**GOAL**
Transcribe the whole listing without a single picture.

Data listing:

## Start

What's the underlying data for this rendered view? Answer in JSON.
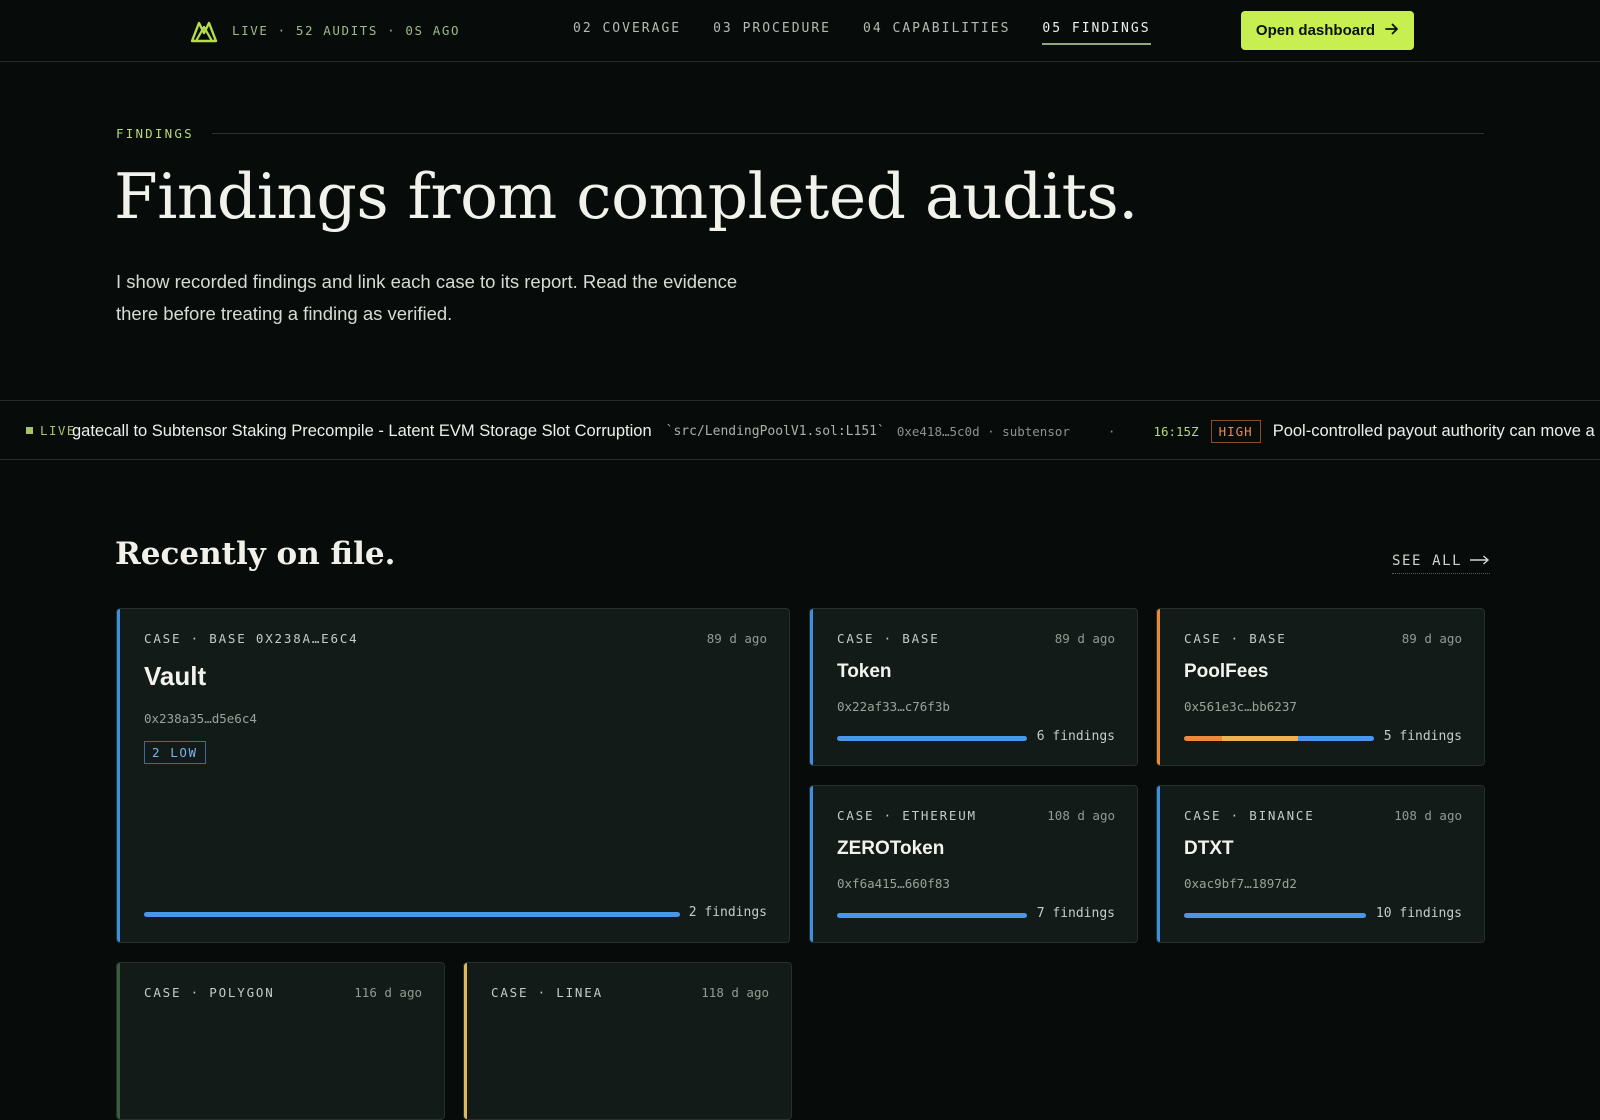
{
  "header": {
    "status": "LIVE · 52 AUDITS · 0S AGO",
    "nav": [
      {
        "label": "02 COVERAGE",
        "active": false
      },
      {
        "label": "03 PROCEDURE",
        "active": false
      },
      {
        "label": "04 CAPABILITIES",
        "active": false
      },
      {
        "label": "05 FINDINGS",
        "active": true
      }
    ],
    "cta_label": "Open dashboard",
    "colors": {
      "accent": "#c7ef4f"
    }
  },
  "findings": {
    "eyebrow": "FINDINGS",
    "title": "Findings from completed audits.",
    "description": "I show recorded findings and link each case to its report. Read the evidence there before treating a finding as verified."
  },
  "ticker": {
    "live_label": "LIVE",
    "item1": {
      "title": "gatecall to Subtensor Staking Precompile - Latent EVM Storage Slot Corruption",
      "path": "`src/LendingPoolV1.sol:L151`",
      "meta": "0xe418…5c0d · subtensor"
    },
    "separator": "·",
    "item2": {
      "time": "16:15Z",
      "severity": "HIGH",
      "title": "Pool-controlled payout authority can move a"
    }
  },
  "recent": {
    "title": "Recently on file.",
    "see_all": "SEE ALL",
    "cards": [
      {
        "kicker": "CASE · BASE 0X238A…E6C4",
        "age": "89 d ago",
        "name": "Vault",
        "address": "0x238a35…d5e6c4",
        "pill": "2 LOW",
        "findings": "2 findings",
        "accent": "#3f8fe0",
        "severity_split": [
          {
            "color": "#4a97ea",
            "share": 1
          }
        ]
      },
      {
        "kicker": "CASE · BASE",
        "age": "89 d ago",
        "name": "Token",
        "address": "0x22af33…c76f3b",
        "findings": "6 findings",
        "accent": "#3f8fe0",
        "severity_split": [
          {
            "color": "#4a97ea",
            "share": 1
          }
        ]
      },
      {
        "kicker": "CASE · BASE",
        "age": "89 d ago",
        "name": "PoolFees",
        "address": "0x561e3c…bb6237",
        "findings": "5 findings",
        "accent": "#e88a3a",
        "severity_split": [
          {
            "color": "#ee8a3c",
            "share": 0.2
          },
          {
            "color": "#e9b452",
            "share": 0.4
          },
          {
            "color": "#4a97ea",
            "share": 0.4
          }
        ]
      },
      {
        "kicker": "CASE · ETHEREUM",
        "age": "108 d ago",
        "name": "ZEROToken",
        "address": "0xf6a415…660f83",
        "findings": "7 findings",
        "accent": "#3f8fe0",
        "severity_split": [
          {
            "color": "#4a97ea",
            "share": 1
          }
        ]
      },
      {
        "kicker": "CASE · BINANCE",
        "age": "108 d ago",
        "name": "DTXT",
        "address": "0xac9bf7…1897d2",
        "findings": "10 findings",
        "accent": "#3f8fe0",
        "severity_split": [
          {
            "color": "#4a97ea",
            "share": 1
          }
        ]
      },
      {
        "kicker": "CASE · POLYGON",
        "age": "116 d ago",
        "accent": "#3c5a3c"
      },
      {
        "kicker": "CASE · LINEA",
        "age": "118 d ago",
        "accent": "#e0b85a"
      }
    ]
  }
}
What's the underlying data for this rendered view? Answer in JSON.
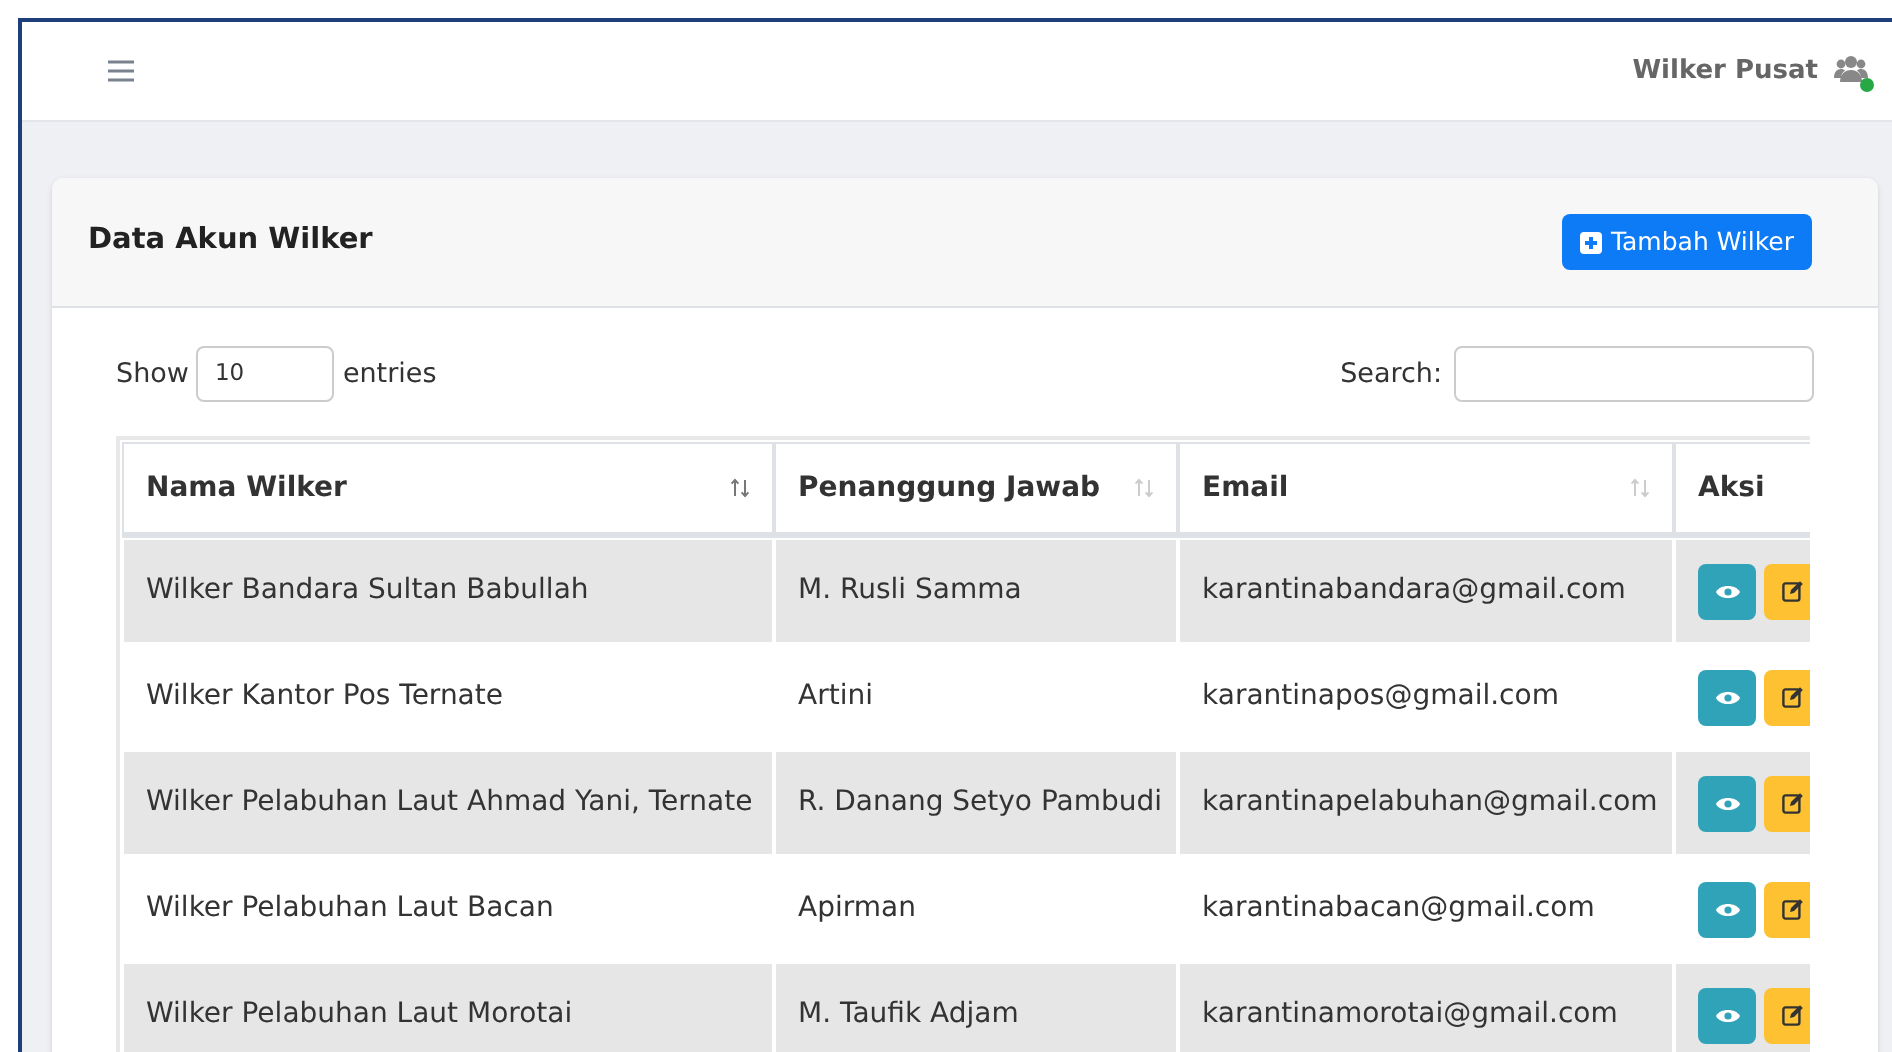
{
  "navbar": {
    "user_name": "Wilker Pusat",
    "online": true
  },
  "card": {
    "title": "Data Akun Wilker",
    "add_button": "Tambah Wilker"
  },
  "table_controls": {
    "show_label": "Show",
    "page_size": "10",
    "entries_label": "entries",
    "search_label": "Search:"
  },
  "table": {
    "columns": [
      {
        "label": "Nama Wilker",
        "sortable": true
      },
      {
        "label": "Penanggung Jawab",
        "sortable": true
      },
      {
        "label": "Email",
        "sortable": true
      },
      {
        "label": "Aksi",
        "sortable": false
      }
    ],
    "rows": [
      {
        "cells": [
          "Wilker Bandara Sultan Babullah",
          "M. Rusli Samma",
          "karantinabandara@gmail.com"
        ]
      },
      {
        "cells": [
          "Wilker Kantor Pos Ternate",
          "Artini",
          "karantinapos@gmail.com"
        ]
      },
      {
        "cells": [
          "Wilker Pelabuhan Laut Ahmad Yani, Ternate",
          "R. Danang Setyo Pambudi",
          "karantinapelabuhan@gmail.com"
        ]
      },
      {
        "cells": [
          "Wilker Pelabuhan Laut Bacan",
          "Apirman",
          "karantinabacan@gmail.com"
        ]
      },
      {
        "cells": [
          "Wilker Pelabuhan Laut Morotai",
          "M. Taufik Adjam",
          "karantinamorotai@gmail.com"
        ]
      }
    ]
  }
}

## End

**SOLUTION BELOW**
What's the underlying data for this rendered view? Answer in JSON.
{
  "header": {
    "status": "LIVE · 52 AUDITS · 0S AGO",
    "nav": [
      {
        "label": "02 COVERAGE",
        "active": false
      },
      {
        "label": "03 PROCEDURE",
        "active": false
      },
      {
        "label": "04 CAPABILITIES",
        "active": false
      },
      {
        "label": "05 FINDINGS",
        "active": true
      }
    ],
    "cta_label": "Open dashboard",
    "colors": {
      "accent": "#c7ef4f"
    }
  },
  "findings": {
    "eyebrow": "FINDINGS",
    "title": "Findings from completed audits.",
    "description": "I show recorded findings and link each case to its report. Read the evidence there before treating a finding as verified."
  },
  "ticker": {
    "live_label": "LIVE",
    "item1": {
      "title": "gatecall to Subtensor Staking Precompile - Latent EVM Storage Slot Corruption",
      "path": "`src/LendingPoolV1.sol:L151`",
      "meta": "0xe418…5c0d · subtensor"
    },
    "separator": "·",
    "item2": {
      "time": "16:15Z",
      "severity": "HIGH",
      "title": "Pool-controlled payout authority can move a"
    }
  },
  "recent": {
    "title": "Recently on file.",
    "see_all": "SEE ALL",
    "cards": [
      {
        "kicker": "CASE · BASE 0X238A…E6C4",
        "age": "89 d ago",
        "name": "Vault",
        "address": "0x238a35…d5e6c4",
        "pill": "2 LOW",
        "findings": "2 findings",
        "accent": "#3f8fe0",
        "severity_split": [
          {
            "color": "#4a97ea",
            "share": 1
          }
        ]
      },
      {
        "kicker": "CASE · BASE",
        "age": "89 d ago",
        "name": "Token",
        "address": "0x22af33…c76f3b",
        "findings": "6 findings",
        "accent": "#3f8fe0",
        "severity_split": [
          {
            "color": "#4a97ea",
            "share": 1
          }
        ]
      },
      {
        "kicker": "CASE · BASE",
        "age": "89 d ago",
        "name": "PoolFees",
        "address": "0x561e3c…bb6237",
        "findings": "5 findings",
        "accent": "#e88a3a",
        "severity_split": [
          {
            "color": "#ee8a3c",
            "share": 0.2
          },
          {
            "color": "#e9b452",
            "share": 0.4
          },
          {
            "color": "#4a97ea",
            "share": 0.4
          }
        ]
      },
      {
        "kicker": "CASE · ETHEREUM",
        "age": "108 d ago",
        "name": "ZEROToken",
        "address": "0xf6a415…660f83",
        "findings": "7 findings",
        "accent": "#3f8fe0",
        "severity_split": [
          {
            "color": "#4a97ea",
            "share": 1
          }
        ]
      },
      {
        "kicker": "CASE · BINANCE",
        "age": "108 d ago",
        "name": "DTXT",
        "address": "0xac9bf7…1897d2",
        "findings": "10 findings",
        "accent": "#3f8fe0",
        "severity_split": [
          {
            "color": "#4a97ea",
            "share": 1
          }
        ]
      },
      {
        "kicker": "CASE · POLYGON",
        "age": "116 d ago",
        "accent": "#3c5a3c"
      },
      {
        "kicker": "CASE · LINEA",
        "age": "118 d ago",
        "accent": "#e0b85a"
      }
    ]
  }
}
What's the underlying data for this rendered view? Answer in JSON.
{
  "navbar": {
    "user_name": "Wilker Pusat",
    "online": true
  },
  "card": {
    "title": "Data Akun Wilker",
    "add_button": "Tambah Wilker"
  },
  "table_controls": {
    "show_label": "Show",
    "page_size": "10",
    "entries_label": "entries",
    "search_label": "Search:"
  },
  "table": {
    "columns": [
      {
        "label": "Nama Wilker",
        "sortable": true
      },
      {
        "label": "Penanggung Jawab",
        "sortable": true
      },
      {
        "label": "Email",
        "sortable": true
      },
      {
        "label": "Aksi",
        "sortable": false
      }
    ],
    "rows": [
      {
        "cells": [
          "Wilker Bandara Sultan Babullah",
          "M. Rusli Samma",
          "karantinabandara@gmail.com"
        ]
      },
      {
        "cells": [
          "Wilker Kantor Pos Ternate",
          "Artini",
          "karantinapos@gmail.com"
        ]
      },
      {
        "cells": [
          "Wilker Pelabuhan Laut Ahmad Yani, Ternate",
          "R. Danang Setyo Pambudi",
          "karantinapelabuhan@gmail.com"
        ]
      },
      {
        "cells": [
          "Wilker Pelabuhan Laut Bacan",
          "Apirman",
          "karantinabacan@gmail.com"
        ]
      },
      {
        "cells": [
          "Wilker Pelabuhan Laut Morotai",
          "M. Taufik Adjam",
          "karantinamorotai@gmail.com"
        ]
      }
    ]
  }
}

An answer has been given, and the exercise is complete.